WHAT IS BEING ASKED: Output all of the records exactly as written.

— START GIVEN DATA —

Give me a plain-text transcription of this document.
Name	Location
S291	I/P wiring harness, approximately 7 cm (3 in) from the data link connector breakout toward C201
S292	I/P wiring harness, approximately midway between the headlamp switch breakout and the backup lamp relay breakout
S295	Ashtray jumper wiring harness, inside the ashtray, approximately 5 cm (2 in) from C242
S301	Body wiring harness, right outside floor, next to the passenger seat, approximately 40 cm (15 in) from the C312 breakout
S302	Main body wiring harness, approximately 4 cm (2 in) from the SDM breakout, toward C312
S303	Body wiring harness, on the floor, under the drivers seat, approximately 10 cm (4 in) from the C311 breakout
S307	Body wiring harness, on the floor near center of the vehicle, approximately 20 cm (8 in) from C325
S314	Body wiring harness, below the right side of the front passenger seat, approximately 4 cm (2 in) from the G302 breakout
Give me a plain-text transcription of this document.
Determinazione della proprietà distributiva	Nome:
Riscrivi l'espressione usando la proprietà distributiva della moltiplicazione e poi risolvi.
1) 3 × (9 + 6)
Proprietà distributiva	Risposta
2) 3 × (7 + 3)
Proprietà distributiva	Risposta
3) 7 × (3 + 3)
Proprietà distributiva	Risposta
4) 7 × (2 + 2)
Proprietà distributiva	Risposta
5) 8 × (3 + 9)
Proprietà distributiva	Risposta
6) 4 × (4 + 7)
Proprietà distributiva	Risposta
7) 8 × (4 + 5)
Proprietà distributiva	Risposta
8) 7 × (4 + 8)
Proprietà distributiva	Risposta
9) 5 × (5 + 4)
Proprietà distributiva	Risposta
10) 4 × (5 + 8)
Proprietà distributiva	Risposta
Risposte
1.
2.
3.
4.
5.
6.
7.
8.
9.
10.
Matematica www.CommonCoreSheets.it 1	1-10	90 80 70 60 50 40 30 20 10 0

— END GIVEN DATA —

TASK SOLUTION:
Give me a plain-text transcription of this document.
Name	Location
S291	I/P wiring harness, approximately 7 cm (3 in) from the data link connector breakout toward C201
S292	I/P wiring harness, approximately midway between the headlamp switch breakout and the backup lamp relay breakout
S295	Ashtray jumper wiring harness, inside the ashtray, approximately 5 cm (2 in) from C242
S301	Body wiring harness, right outside floor, next to the passenger seat, approximately 40 cm (15 in) from the C312 breakout
S302	Main body wiring harness, approximately 4 cm (2 in) from the SDM breakout, toward C312
S303	Body wiring harness, on the floor, under the drivers seat, approximately 10 cm (4 in) from the C311 breakout
S307	Body wiring harness, on the floor near center of the vehicle, approximately 20 cm (8 in) from C325
S314	Body wiring harness, below the right side of the front passenger seat, approximately 4 cm (2 in) from the G302 breakout
Give me a plain-text transcription of this document.
Determinazione della proprietà distributiva	Nome:
Riscrivi l'espressione usando la proprietà distributiva della moltiplicazione e poi risolvi.
1) 3 × (9 + 6)
Proprietà distributiva	Risposta
2) 3 × (7 + 3)
Proprietà distributiva	Risposta
3) 7 × (3 + 3)
Proprietà distributiva	Risposta
4) 7 × (2 + 2)
Proprietà distributiva	Risposta
5) 8 × (3 + 9)
Proprietà distributiva	Risposta
6) 4 × (4 + 7)
Proprietà distributiva	Risposta
7) 8 × (4 + 5)
Proprietà distributiva	Risposta
8) 7 × (4 + 8)
Proprietà distributiva	Risposta
9) 5 × (5 + 4)
Proprietà distributiva	Risposta
10) 4 × (5 + 8)
Proprietà distributiva	Risposta
Risposte
1.
2.
3.
4.
5.
6.
7.
8.
9.
10.
Matematica www.CommonCoreSheets.it 1	1-10	90 80 70 60 50 40 30 20 10 0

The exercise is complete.